EXERCISE INSTRUCTIONS: Look for "results" in each line of the entries, and return the matching lines.

INPUT:
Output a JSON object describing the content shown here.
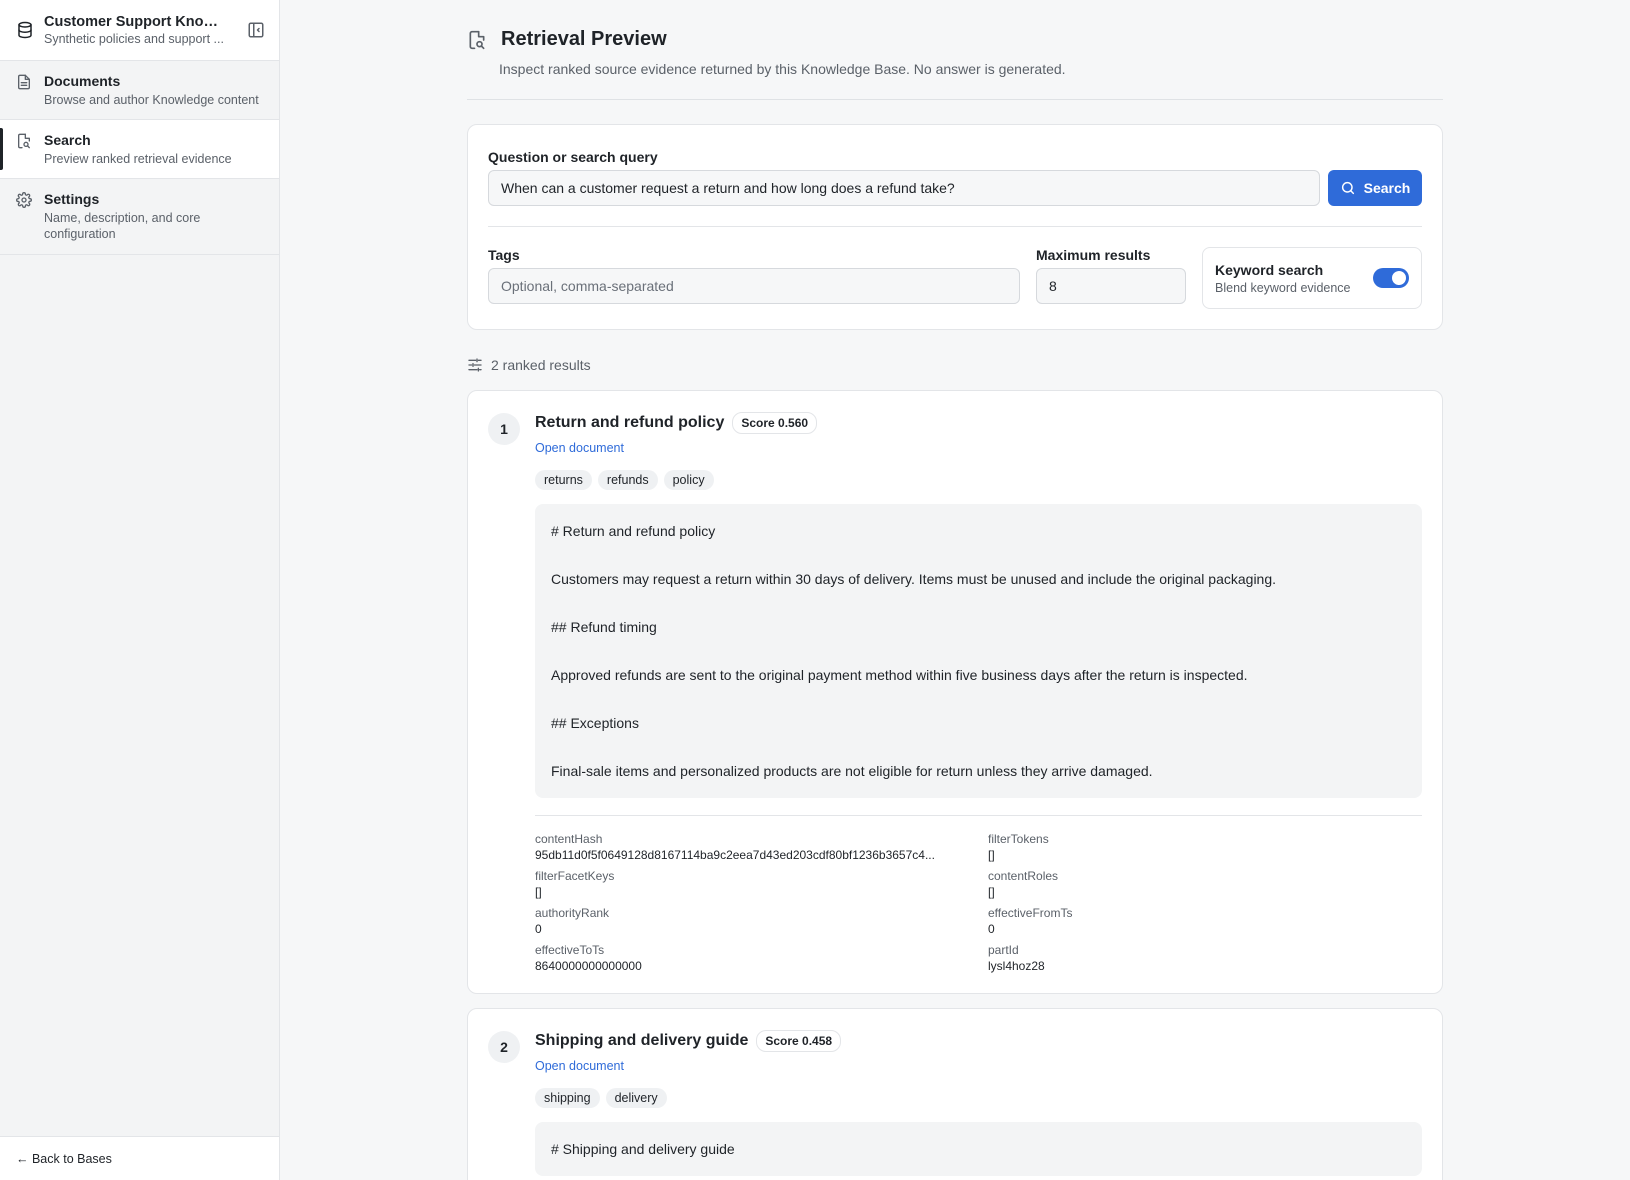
{
  "sidebar": {
    "base_title": "Customer Support Knowl...",
    "base_subtitle": "Synthetic policies and support ...",
    "items": [
      {
        "label": "Documents",
        "desc": "Browse and author Knowledge content"
      },
      {
        "label": "Search",
        "desc": "Preview ranked retrieval evidence"
      },
      {
        "label": "Settings",
        "desc": "Name, description, and core configuration"
      }
    ],
    "footer": "← Back to Bases"
  },
  "page": {
    "title": "Retrieval Preview",
    "subtitle": "Inspect ranked source evidence returned by this Knowledge Base. No answer is generated."
  },
  "query": {
    "label": "Question or search query",
    "value": "When can a customer request a return and how long does a refund take?",
    "search_label": "Search",
    "tags_label": "Tags",
    "tags_placeholder": "Optional, comma-separated",
    "max_label": "Maximum results",
    "max_value": "8",
    "keyword_title": "Keyword search",
    "keyword_desc": "Blend keyword evidence",
    "keyword_enabled": true
  },
  "results_summary": "2 ranked results",
  "results": [
    {
      "rank": "1",
      "title": "Return and refund policy",
      "score": "Score 0.560",
      "open_label": "Open document",
      "tags": [
        "returns",
        "refunds",
        "policy"
      ],
      "snippet": [
        "# Return and refund policy",
        "Customers may request a return within 30 days of delivery. Items must be unused and include the original packaging.",
        "## Refund timing",
        "Approved refunds are sent to the original payment method within five business days after the return is inspected.",
        "## Exceptions",
        "Final-sale items and personalized products are not eligible for return unless they arrive damaged."
      ],
      "meta": [
        {
          "key": "contentHash",
          "value": "95db11d0f5f0649128d8167114ba9c2eea7d43ed203cdf80bf1236b3657c4..."
        },
        {
          "key": "filterTokens",
          "value": "[]"
        },
        {
          "key": "filterFacetKeys",
          "value": "[]"
        },
        {
          "key": "contentRoles",
          "value": "[]"
        },
        {
          "key": "authorityRank",
          "value": "0"
        },
        {
          "key": "effectiveFromTs",
          "value": "0"
        },
        {
          "key": "effectiveToTs",
          "value": "8640000000000000"
        },
        {
          "key": "partId",
          "value": "lysl4hoz28"
        }
      ]
    },
    {
      "rank": "2",
      "title": "Shipping and delivery guide",
      "score": "Score 0.458",
      "open_label": "Open document",
      "tags": [
        "shipping",
        "delivery"
      ],
      "snippet": [
        "# Shipping and delivery guide"
      ]
    }
  ],
  "colors": {
    "accent": "#2f6bd9",
    "text": "#1f2328",
    "muted": "#5b6169"
  },
  "icons": {
    "base": "database-icon",
    "collapse": "sidebar-collapse-icon",
    "documents": "document-icon",
    "search": "document-search-icon",
    "settings": "gear-icon",
    "results": "sliders-icon",
    "search_button": "search-icon"
  }
}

THE RESPONSE:
    "max_label": "Maximum results",
  "results_summary": "2 ranked results",
  "results": [
    "results": "sliders-icon",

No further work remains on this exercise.